REQUIRED WORK → With the images removed, repeat the data below exactly.

-- -- --

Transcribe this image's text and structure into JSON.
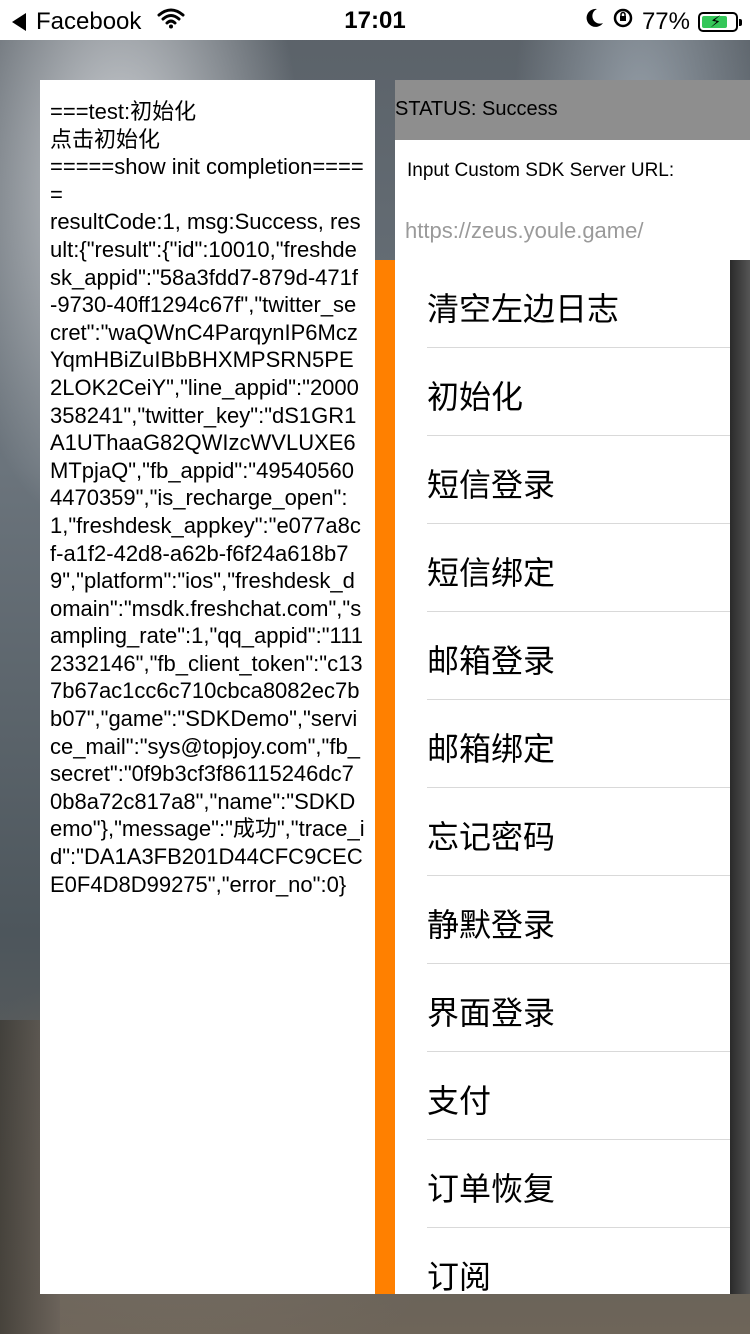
{
  "status_bar": {
    "back_app": "Facebook",
    "time": "17:01",
    "battery": "77%",
    "battery_level": 0.77
  },
  "log": {
    "text": "===test:初始化\n点击初始化\n=====show init completion=====\nresultCode:1, msg:Success, result:{\"result\":{\"id\":10010,\"freshdesk_appid\":\"58a3fdd7-879d-471f-9730-40ff1294c67f\",\"twitter_secret\":\"waQWnC4ParqynIP6MczYqmHBiZuIBbBHXMPSRN5PE2LOK2CeiY\",\"line_appid\":\"2000358241\",\"twitter_key\":\"dS1GR1A1UThaaG82QWIzcWVLUXE6MTpjaQ\",\"fb_appid\":\"495405604470359\",\"is_recharge_open\":1,\"freshdesk_appkey\":\"e077a8cf-a1f2-42d8-a62b-f6f24a618b79\",\"platform\":\"ios\",\"freshdesk_domain\":\"msdk.freshchat.com\",\"sampling_rate\":1,\"qq_appid\":\"1112332146\",\"fb_client_token\":\"c137b67ac1cc6c710cbca8082ec7bb07\",\"game\":\"SDKDemo\",\"service_mail\":\"sys@topjoy.com\",\"fb_secret\":\"0f9b3cf3f86115246dc70b8a72c817a8\",\"name\":\"SDKDemo\"},\"message\":\"成功\",\"trace_id\":\"DA1A3FB201D44CFC9CECE0F4D8D99275\",\"error_no\":0}"
  },
  "status_header": {
    "text": "STATUS: Success"
  },
  "server_url": {
    "label": "Input Custom SDK Server URL:",
    "placeholder": "https://zeus.youle.game/"
  },
  "menu": {
    "items": [
      {
        "label": "清空左边日志"
      },
      {
        "label": "初始化"
      },
      {
        "label": "短信登录"
      },
      {
        "label": "短信绑定"
      },
      {
        "label": "邮箱登录"
      },
      {
        "label": "邮箱绑定"
      },
      {
        "label": "忘记密码"
      },
      {
        "label": "静默登录"
      },
      {
        "label": "界面登录"
      },
      {
        "label": "支付"
      },
      {
        "label": "订单恢复"
      },
      {
        "label": "订阅"
      }
    ]
  }
}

-- -- --

TASK OUTPUT →
Transcribe this image's text and structure into JSON.
{
  "status_bar": {
    "back_app": "Facebook",
    "time": "17:01",
    "battery": "77%",
    "battery_level": 0.77
  },
  "log": {
    "text": "===test:初始化\n点击初始化\n=====show init completion=====\nresultCode:1, msg:Success, result:{\"result\":{\"id\":10010,\"freshdesk_appid\":\"58a3fdd7-879d-471f-9730-40ff1294c67f\",\"twitter_secret\":\"waQWnC4ParqynIP6MczYqmHBiZuIBbBHXMPSRN5PE2LOK2CeiY\",\"line_appid\":\"2000358241\",\"twitter_key\":\"dS1GR1A1UThaaG82QWIzcWVLUXE6MTpjaQ\",\"fb_appid\":\"495405604470359\",\"is_recharge_open\":1,\"freshdesk_appkey\":\"e077a8cf-a1f2-42d8-a62b-f6f24a618b79\",\"platform\":\"ios\",\"freshdesk_domain\":\"msdk.freshchat.com\",\"sampling_rate\":1,\"qq_appid\":\"1112332146\",\"fb_client_token\":\"c137b67ac1cc6c710cbca8082ec7bb07\",\"game\":\"SDKDemo\",\"service_mail\":\"sys@topjoy.com\",\"fb_secret\":\"0f9b3cf3f86115246dc70b8a72c817a8\",\"name\":\"SDKDemo\"},\"message\":\"成功\",\"trace_id\":\"DA1A3FB201D44CFC9CECE0F4D8D99275\",\"error_no\":0}"
  },
  "status_header": {
    "text": "STATUS: Success"
  },
  "server_url": {
    "label": "Input Custom SDK Server URL:",
    "placeholder": "https://zeus.youle.game/"
  },
  "menu": {
    "items": [
      {
        "label": "清空左边日志"
      },
      {
        "label": "初始化"
      },
      {
        "label": "短信登录"
      },
      {
        "label": "短信绑定"
      },
      {
        "label": "邮箱登录"
      },
      {
        "label": "邮箱绑定"
      },
      {
        "label": "忘记密码"
      },
      {
        "label": "静默登录"
      },
      {
        "label": "界面登录"
      },
      {
        "label": "支付"
      },
      {
        "label": "订单恢复"
      },
      {
        "label": "订阅"
      }
    ]
  }
}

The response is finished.